* **Task inputs**:

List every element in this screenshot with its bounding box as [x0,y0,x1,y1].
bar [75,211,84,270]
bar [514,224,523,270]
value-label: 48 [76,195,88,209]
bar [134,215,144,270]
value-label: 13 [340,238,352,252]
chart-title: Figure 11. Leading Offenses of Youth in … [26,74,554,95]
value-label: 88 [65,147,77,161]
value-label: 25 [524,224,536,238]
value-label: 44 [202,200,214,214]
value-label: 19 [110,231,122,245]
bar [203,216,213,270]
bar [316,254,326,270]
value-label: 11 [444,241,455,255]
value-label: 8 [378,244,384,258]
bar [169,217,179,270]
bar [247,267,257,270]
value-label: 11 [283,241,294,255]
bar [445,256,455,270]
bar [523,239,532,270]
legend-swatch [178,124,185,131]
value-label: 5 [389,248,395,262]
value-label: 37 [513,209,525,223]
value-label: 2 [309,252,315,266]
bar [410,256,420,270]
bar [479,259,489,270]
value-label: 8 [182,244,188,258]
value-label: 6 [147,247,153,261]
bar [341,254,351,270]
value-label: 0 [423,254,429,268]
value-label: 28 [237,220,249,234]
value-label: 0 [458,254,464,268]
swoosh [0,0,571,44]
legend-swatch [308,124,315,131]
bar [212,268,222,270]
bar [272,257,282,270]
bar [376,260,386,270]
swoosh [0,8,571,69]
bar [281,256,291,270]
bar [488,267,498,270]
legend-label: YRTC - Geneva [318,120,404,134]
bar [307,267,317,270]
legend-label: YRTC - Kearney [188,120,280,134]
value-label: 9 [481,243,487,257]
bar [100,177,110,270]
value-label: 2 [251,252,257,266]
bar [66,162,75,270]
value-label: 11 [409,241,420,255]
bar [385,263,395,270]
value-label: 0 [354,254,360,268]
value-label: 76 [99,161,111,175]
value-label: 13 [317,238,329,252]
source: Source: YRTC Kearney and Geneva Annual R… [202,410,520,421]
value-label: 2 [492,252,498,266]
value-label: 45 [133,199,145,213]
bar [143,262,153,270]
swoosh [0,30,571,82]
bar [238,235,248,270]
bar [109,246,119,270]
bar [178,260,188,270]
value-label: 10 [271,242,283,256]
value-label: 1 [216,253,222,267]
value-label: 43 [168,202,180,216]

* **What this task involves**: Copy out every line of each item above word for word.

* **Exercise solution**:
List every element in this screenshot with its bounding box as [x0,y0,x1,y1].
bar [75,211,84,270]
bar [514,224,523,270]
value-label: 48 [76,195,88,209]
bar [134,215,144,270]
value-label: 13 [340,238,352,252]
chart-title: Figure 11. Leading Offenses of Youth in … [26,74,554,95]
value-label: 88 [65,147,77,161]
value-label: 25 [524,224,536,238]
value-label: 44 [202,200,214,214]
value-label: 19 [110,231,122,245]
bar [203,216,213,270]
bar [316,254,326,270]
value-label: 11 [444,241,455,255]
value-label: 8 [378,244,384,258]
bar [169,217,179,270]
bar [247,267,257,270]
value-label: 11 [283,241,294,255]
bar [445,256,455,270]
bar [523,239,532,270]
legend-swatch [178,124,185,131]
value-label: 5 [389,248,395,262]
value-label: 37 [513,209,525,223]
value-label: 2 [309,252,315,266]
bar [410,256,420,270]
bar [479,259,489,270]
value-label: 8 [182,244,188,258]
value-label: 6 [147,247,153,261]
bar [341,254,351,270]
value-label: 0 [423,254,429,268]
value-label: 28 [237,220,249,234]
value-label: 0 [458,254,464,268]
swoosh [0,0,571,44]
legend-swatch [308,124,315,131]
bar [212,268,222,270]
bar [272,257,282,270]
bar [376,260,386,270]
swoosh [0,8,571,69]
bar [281,256,291,270]
bar [488,267,498,270]
legend-label: YRTC - Geneva [318,120,404,134]
bar [307,267,317,270]
legend-label: YRTC - Kearney [188,120,280,134]
value-label: 9 [481,243,487,257]
bar [100,177,110,270]
value-label: 2 [251,252,257,266]
bar [66,162,75,270]
value-label: 11 [409,241,420,255]
bar [385,263,395,270]
value-label: 0 [354,254,360,268]
value-label: 76 [99,161,111,175]
value-label: 13 [317,238,329,252]
source: Source: YRTC Kearney and Geneva Annual R… [202,410,520,421]
value-label: 2 [492,252,498,266]
value-label: 45 [133,199,145,213]
bar [143,262,153,270]
swoosh [0,30,571,82]
bar [238,235,248,270]
bar [109,246,119,270]
bar [178,260,188,270]
value-label: 10 [271,242,283,256]
value-label: 1 [216,253,222,267]
value-label: 43 [168,202,180,216]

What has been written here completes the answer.